Repeat, exactly and in full, the lines of the listing below, but without any pictures.

Data entries:
══════

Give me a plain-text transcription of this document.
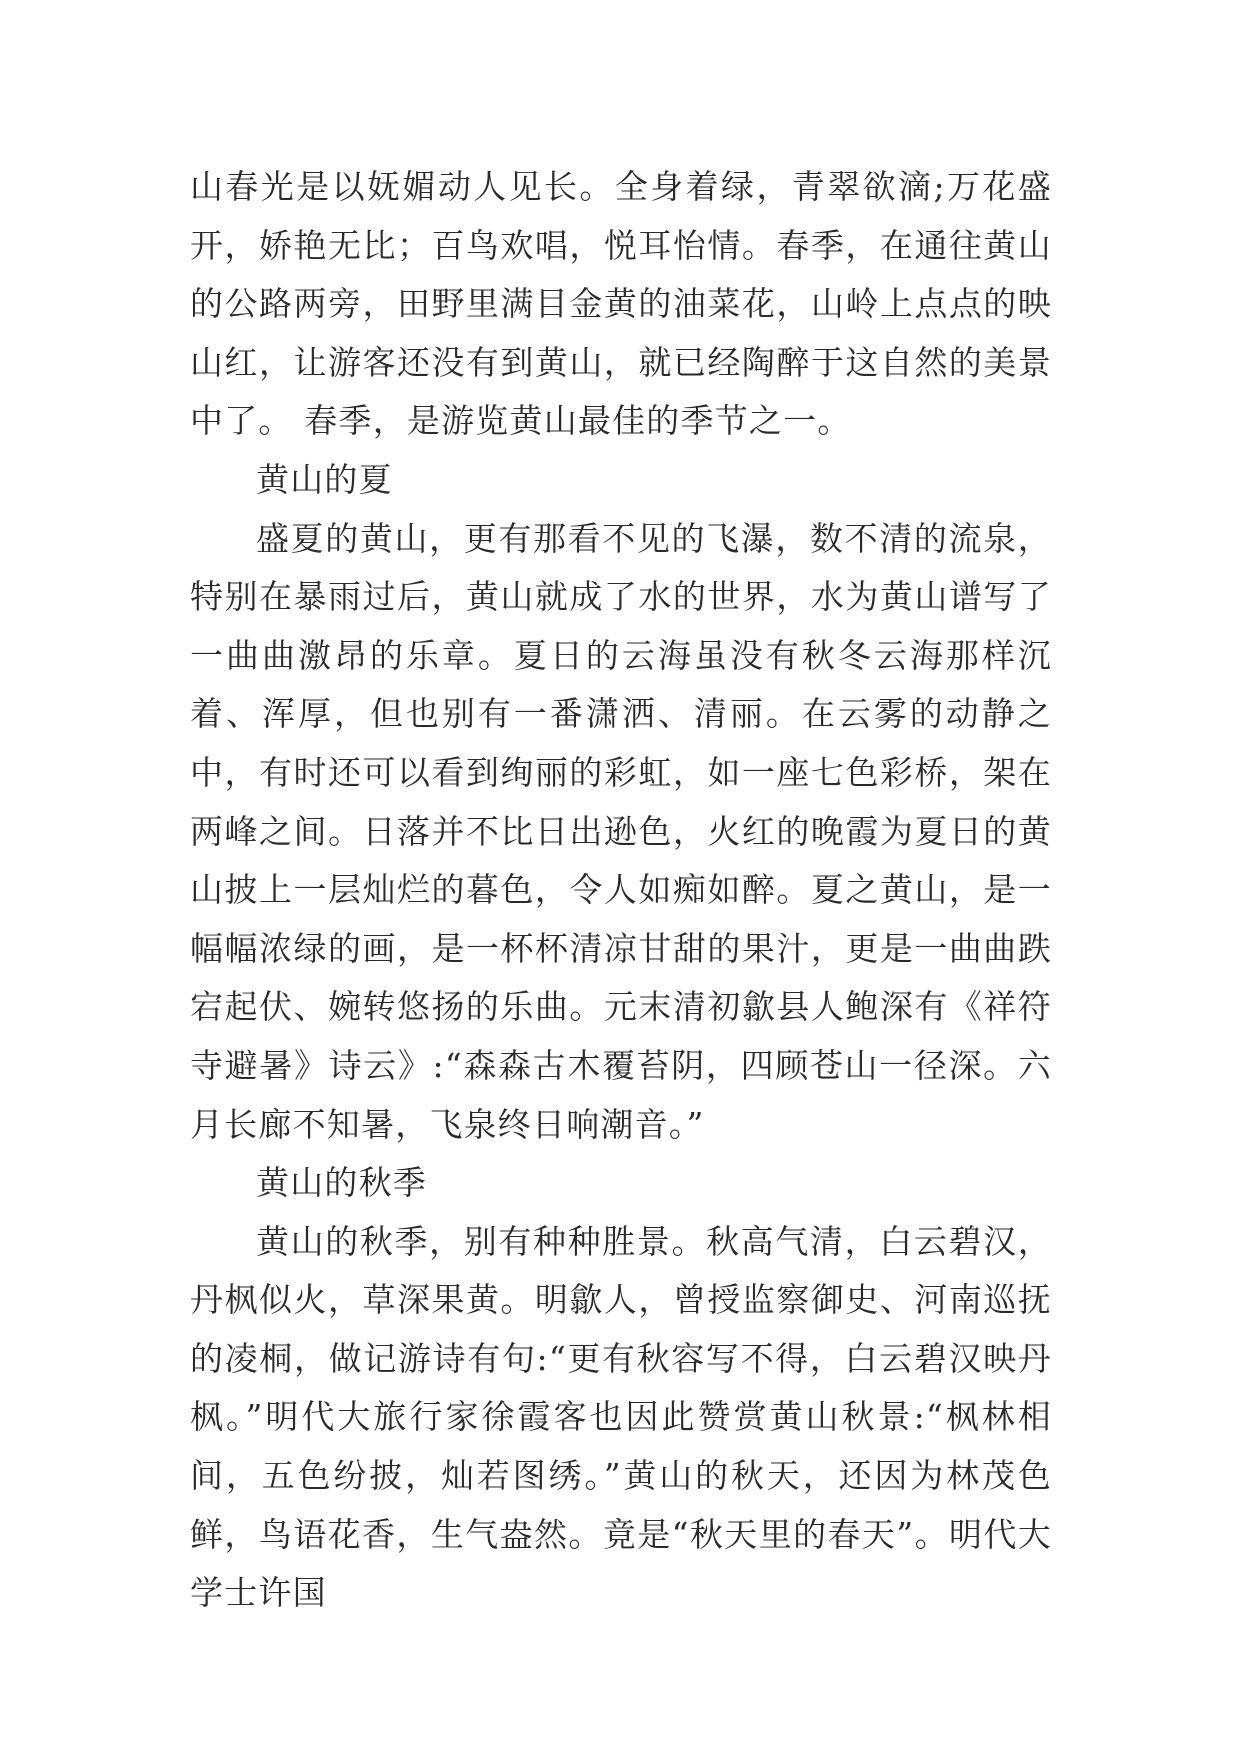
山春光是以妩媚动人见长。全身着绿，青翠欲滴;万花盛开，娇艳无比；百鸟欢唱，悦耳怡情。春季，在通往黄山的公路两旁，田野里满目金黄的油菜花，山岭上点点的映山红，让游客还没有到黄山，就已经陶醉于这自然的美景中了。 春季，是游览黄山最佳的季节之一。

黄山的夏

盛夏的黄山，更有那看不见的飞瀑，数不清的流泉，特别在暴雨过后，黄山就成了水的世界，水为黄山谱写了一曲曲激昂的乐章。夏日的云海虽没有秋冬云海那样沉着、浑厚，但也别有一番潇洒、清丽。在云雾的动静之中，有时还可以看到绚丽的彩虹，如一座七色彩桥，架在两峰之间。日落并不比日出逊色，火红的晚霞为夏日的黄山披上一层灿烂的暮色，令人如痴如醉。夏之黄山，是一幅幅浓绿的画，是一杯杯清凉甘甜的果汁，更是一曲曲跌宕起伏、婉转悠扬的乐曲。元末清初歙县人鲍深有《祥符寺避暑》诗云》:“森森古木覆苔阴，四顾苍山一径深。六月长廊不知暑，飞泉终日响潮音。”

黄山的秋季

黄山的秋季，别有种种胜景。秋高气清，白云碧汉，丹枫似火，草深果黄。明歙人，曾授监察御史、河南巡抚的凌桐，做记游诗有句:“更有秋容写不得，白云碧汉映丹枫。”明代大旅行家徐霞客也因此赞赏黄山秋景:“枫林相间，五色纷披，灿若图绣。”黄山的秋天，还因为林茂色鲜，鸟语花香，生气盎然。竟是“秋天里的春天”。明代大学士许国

══════

*Task result*.
Give me a plain-text transcription of this document.
山春光是以妩媚动人见长。全身着绿，青翠欲滴;万花盛开，娇艳无比；百鸟欢唱，悦耳怡情。春季，在通往黄山的公路两旁，田野里满目金黄的油菜花，山岭上点点的映山红，让游客还没有到黄山，就已经陶醉于这自然的美景中了。 春季，是游览黄山最佳的季节之一。

黄山的夏

盛夏的黄山，更有那看不见的飞瀑，数不清的流泉，特别在暴雨过后，黄山就成了水的世界，水为黄山谱写了一曲曲激昂的乐章。夏日的云海虽没有秋冬云海那样沉着、浑厚，但也别有一番潇洒、清丽。在云雾的动静之中，有时还可以看到绚丽的彩虹，如一座七色彩桥，架在两峰之间。日落并不比日出逊色，火红的晚霞为夏日的黄山披上一层灿烂的暮色，令人如痴如醉。夏之黄山，是一幅幅浓绿的画，是一杯杯清凉甘甜的果汁，更是一曲曲跌宕起伏、婉转悠扬的乐曲。元末清初歙县人鲍深有《祥符寺避暑》诗云》:“森森古木覆苔阴，四顾苍山一径深。六月长廊不知暑，飞泉终日响潮音。”

黄山的秋季

黄山的秋季，别有种种胜景。秋高气清，白云碧汉，丹枫似火，草深果黄。明歙人，曾授监察御史、河南巡抚的凌桐，做记游诗有句:“更有秋容写不得，白云碧汉映丹枫。”明代大旅行家徐霞客也因此赞赏黄山秋景:“枫林相间，五色纷披，灿若图绣。”黄山的秋天，还因为林茂色鲜，鸟语花香，生气盎然。竟是“秋天里的春天”。明代大学士许国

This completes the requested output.